--- Given task ---
Extract every line from the records below that contains the word "frequently".

################

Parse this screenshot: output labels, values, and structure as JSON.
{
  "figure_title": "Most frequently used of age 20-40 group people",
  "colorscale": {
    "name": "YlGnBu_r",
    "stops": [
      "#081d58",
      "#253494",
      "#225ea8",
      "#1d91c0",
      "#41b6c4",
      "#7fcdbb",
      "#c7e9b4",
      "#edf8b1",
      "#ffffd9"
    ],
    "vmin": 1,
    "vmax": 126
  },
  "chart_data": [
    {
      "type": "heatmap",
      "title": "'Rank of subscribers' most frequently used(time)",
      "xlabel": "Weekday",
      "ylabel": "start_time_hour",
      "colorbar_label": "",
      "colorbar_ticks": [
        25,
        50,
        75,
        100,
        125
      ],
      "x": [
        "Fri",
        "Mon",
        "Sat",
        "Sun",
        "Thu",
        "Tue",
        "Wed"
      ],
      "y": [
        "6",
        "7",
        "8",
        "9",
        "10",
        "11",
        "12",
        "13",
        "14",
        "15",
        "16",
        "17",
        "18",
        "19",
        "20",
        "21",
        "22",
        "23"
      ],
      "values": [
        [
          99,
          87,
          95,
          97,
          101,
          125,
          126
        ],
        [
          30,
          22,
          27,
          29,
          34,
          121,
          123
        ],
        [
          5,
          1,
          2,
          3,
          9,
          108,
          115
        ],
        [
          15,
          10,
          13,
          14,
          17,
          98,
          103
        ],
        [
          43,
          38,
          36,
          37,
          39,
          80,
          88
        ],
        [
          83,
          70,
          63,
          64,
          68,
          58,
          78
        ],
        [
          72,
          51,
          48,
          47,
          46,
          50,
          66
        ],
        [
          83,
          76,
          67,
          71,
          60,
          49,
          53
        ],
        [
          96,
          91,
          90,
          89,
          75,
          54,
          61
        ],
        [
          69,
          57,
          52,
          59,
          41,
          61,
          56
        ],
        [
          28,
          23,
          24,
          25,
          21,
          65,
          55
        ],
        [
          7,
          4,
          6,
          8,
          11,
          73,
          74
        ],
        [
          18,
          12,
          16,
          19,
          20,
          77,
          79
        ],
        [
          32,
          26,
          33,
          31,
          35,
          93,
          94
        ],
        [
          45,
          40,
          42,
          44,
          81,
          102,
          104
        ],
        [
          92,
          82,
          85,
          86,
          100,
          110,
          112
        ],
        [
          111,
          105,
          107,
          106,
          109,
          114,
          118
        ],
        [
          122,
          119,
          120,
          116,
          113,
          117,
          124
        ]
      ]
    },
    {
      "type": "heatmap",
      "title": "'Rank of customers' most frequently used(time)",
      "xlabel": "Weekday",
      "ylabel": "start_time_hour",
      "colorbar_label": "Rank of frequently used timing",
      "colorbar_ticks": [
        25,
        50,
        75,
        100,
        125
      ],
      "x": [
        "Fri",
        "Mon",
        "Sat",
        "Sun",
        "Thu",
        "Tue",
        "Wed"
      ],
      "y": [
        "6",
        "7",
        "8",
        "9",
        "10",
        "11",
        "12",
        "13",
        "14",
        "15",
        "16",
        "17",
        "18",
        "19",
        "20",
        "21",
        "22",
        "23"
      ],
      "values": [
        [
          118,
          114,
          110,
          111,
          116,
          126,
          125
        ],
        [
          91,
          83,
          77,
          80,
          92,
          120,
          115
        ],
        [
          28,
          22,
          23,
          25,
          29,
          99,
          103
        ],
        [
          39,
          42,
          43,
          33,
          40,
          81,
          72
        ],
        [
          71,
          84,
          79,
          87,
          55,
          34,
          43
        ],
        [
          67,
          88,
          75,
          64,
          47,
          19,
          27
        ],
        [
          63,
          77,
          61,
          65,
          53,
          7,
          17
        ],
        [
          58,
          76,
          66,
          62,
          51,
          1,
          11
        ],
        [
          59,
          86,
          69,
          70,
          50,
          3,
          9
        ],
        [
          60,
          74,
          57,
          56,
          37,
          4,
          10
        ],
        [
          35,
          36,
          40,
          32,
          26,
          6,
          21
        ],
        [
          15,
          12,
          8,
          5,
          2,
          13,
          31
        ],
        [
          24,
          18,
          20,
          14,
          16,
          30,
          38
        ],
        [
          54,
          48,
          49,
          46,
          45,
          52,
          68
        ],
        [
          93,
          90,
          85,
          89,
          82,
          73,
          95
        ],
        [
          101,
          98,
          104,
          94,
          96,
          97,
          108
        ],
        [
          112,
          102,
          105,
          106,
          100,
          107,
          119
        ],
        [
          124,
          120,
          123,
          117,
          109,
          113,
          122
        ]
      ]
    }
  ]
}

################

--- Written solution ---
  "figure_title": "Most frequently used of age 20-40 group people",
      "title": "'Rank of subscribers' most frequently used(time)",
      "title": "'Rank of customers' most frequently used(time)",
      "colorbar_label": "Rank of frequently used timing",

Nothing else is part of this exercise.